● Short exercise: Copy the lines holding the word "location", all of them.

(Figure dataset records)

========

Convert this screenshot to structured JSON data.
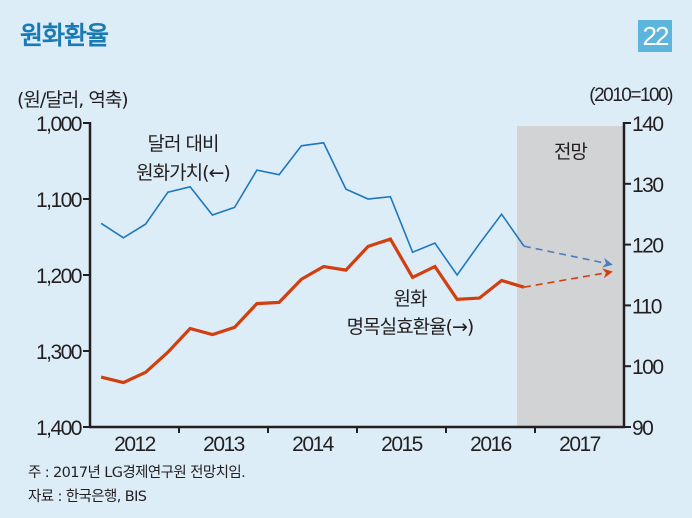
{
  "header": {
    "title": "원화환율",
    "page_badge": "22"
  },
  "colors": {
    "background": "#dcedf8",
    "title": "#1a7ab5",
    "badge": "#5cb5dc",
    "series_blue": "#1f78bd",
    "series_red": "#d23f0f",
    "forecast_shade": "#d2d3d5",
    "axis": "#231f20"
  },
  "chart_data": {
    "type": "line",
    "title": "원화환율",
    "left_axis": {
      "label": "(원/달러, 역축)",
      "inverted": true,
      "ylim": [
        1000,
        1400
      ],
      "ticks": [
        "1,000",
        "1,100",
        "1,200",
        "1,300",
        "1,400"
      ],
      "tick_values": [
        1000,
        1100,
        1200,
        1300,
        1400
      ]
    },
    "right_axis": {
      "label": "(2010=100)",
      "ylim": [
        90,
        140
      ],
      "ticks": [
        "140",
        "130",
        "120",
        "110",
        "100",
        "90"
      ],
      "tick_values": [
        140,
        130,
        120,
        110,
        100,
        90
      ]
    },
    "x_axis": {
      "categories": [
        "2012",
        "2013",
        "2014",
        "2015",
        "2016",
        "2017"
      ],
      "periods_per_year": 4,
      "x": [
        "2012Q1",
        "2012Q2",
        "2012Q3",
        "2012Q4",
        "2013Q1",
        "2013Q2",
        "2013Q3",
        "2013Q4",
        "2014Q1",
        "2014Q2",
        "2014Q3",
        "2014Q4",
        "2015Q1",
        "2015Q2",
        "2015Q3",
        "2015Q4",
        "2016Q1",
        "2016Q2",
        "2016Q3",
        "2016Q4"
      ]
    },
    "forecast_region": {
      "label": "전망",
      "start": "2016Q4",
      "end": "2017Q4"
    },
    "series": [
      {
        "name": "달러 대비 원화가치(←)",
        "label_lines": [
          "달러 대비",
          "원화가치(←)"
        ],
        "axis": "left",
        "values": [
          1132,
          1151,
          1133,
          1091,
          1084,
          1121,
          1111,
          1062,
          1068,
          1030,
          1026,
          1087,
          1100,
          1097,
          1170,
          1158,
          1200,
          1159,
          1120,
          1162
        ],
        "forecast": {
          "x": "2017Q4",
          "value": 1186
        }
      },
      {
        "name": "원화 명목실효환율(→)",
        "label_lines": [
          "원화",
          "명목실효환율(→)"
        ],
        "axis": "right",
        "values": [
          98.2,
          97.3,
          99.0,
          102.3,
          106.2,
          105.2,
          106.4,
          110.3,
          110.5,
          114.3,
          116.4,
          115.8,
          119.7,
          120.9,
          114.6,
          116.4,
          111.0,
          111.2,
          114.1,
          113.0
        ],
        "forecast": {
          "x": "2017Q4",
          "value": 115.5
        }
      }
    ]
  },
  "notes": {
    "note": "주 : 2017년 LG경제연구원 전망치임.",
    "source": "자료 : 한국은행, BIS"
  }
}
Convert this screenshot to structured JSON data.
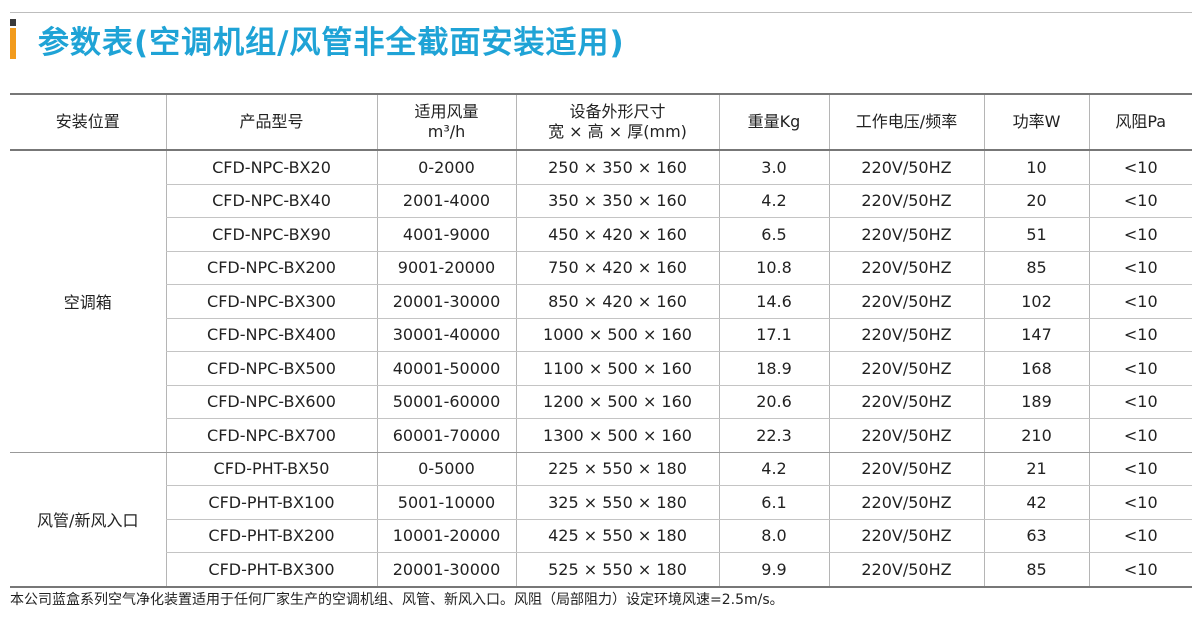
{
  "title": "参数表(空调机组/风管非全截面安装适用)",
  "colors": {
    "title": "#1fa3d6",
    "accent": "#f29b1d",
    "accent_dark": "#3a3a3a"
  },
  "table": {
    "headers": {
      "location": "安装位置",
      "model": "产品型号",
      "airflow_line1": "适用风量",
      "airflow_line2": "m³/h",
      "dimensions_line1": "设备外形尺寸",
      "dimensions_line2": "宽 × 高 × 厚(mm)",
      "weight": "重量Kg",
      "voltage": "工作电压/频率",
      "power": "功率W",
      "resistance": "风阻Pa"
    },
    "groups": [
      {
        "location": "空调箱",
        "rows": [
          {
            "model": "CFD-NPC-BX20",
            "airflow": "0-2000",
            "dimensions": "250 × 350 × 160",
            "weight": "3.0",
            "voltage": "220V/50HZ",
            "power": "10",
            "resistance": "<10"
          },
          {
            "model": "CFD-NPC-BX40",
            "airflow": "2001-4000",
            "dimensions": "350 × 350 × 160",
            "weight": "4.2",
            "voltage": "220V/50HZ",
            "power": "20",
            "resistance": "<10"
          },
          {
            "model": "CFD-NPC-BX90",
            "airflow": "4001-9000",
            "dimensions": "450 × 420 × 160",
            "weight": "6.5",
            "voltage": "220V/50HZ",
            "power": "51",
            "resistance": "<10"
          },
          {
            "model": "CFD-NPC-BX200",
            "airflow": "9001-20000",
            "dimensions": "750 × 420 × 160",
            "weight": "10.8",
            "voltage": "220V/50HZ",
            "power": "85",
            "resistance": "<10"
          },
          {
            "model": "CFD-NPC-BX300",
            "airflow": "20001-30000",
            "dimensions": "850 × 420 × 160",
            "weight": "14.6",
            "voltage": "220V/50HZ",
            "power": "102",
            "resistance": "<10"
          },
          {
            "model": "CFD-NPC-BX400",
            "airflow": "30001-40000",
            "dimensions": "1000 × 500 × 160",
            "weight": "17.1",
            "voltage": "220V/50HZ",
            "power": "147",
            "resistance": "<10"
          },
          {
            "model": "CFD-NPC-BX500",
            "airflow": "40001-50000",
            "dimensions": "1100 × 500 × 160",
            "weight": "18.9",
            "voltage": "220V/50HZ",
            "power": "168",
            "resistance": "<10"
          },
          {
            "model": "CFD-NPC-BX600",
            "airflow": "50001-60000",
            "dimensions": "1200 × 500 × 160",
            "weight": "20.6",
            "voltage": "220V/50HZ",
            "power": "189",
            "resistance": "<10"
          },
          {
            "model": "CFD-NPC-BX700",
            "airflow": "60001-70000",
            "dimensions": "1300 × 500 × 160",
            "weight": "22.3",
            "voltage": "220V/50HZ",
            "power": "210",
            "resistance": "<10"
          }
        ]
      },
      {
        "location": "风管/新风入口",
        "rows": [
          {
            "model": "CFD-PHT-BX50",
            "airflow": "0-5000",
            "dimensions": "225 × 550 × 180",
            "weight": "4.2",
            "voltage": "220V/50HZ",
            "power": "21",
            "resistance": "<10"
          },
          {
            "model": "CFD-PHT-BX100",
            "airflow": "5001-10000",
            "dimensions": "325 × 550 × 180",
            "weight": "6.1",
            "voltage": "220V/50HZ",
            "power": "42",
            "resistance": "<10"
          },
          {
            "model": "CFD-PHT-BX200",
            "airflow": "10001-20000",
            "dimensions": "425 × 550 × 180",
            "weight": "8.0",
            "voltage": "220V/50HZ",
            "power": "63",
            "resistance": "<10"
          },
          {
            "model": "CFD-PHT-BX300",
            "airflow": "20001-30000",
            "dimensions": "525 × 550 × 180",
            "weight": "9.9",
            "voltage": "220V/50HZ",
            "power": "85",
            "resistance": "<10"
          }
        ]
      }
    ]
  },
  "footnote": "本公司蓝盒系列空气净化装置适用于任何厂家生产的空调机组、风管、新风入口。风阻（局部阻力）设定环境风速=2.5m/s。"
}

========

● Answer in full:
      "location": "安装位置",
        "location": "空调箱",
        "location": "风管/新风入口",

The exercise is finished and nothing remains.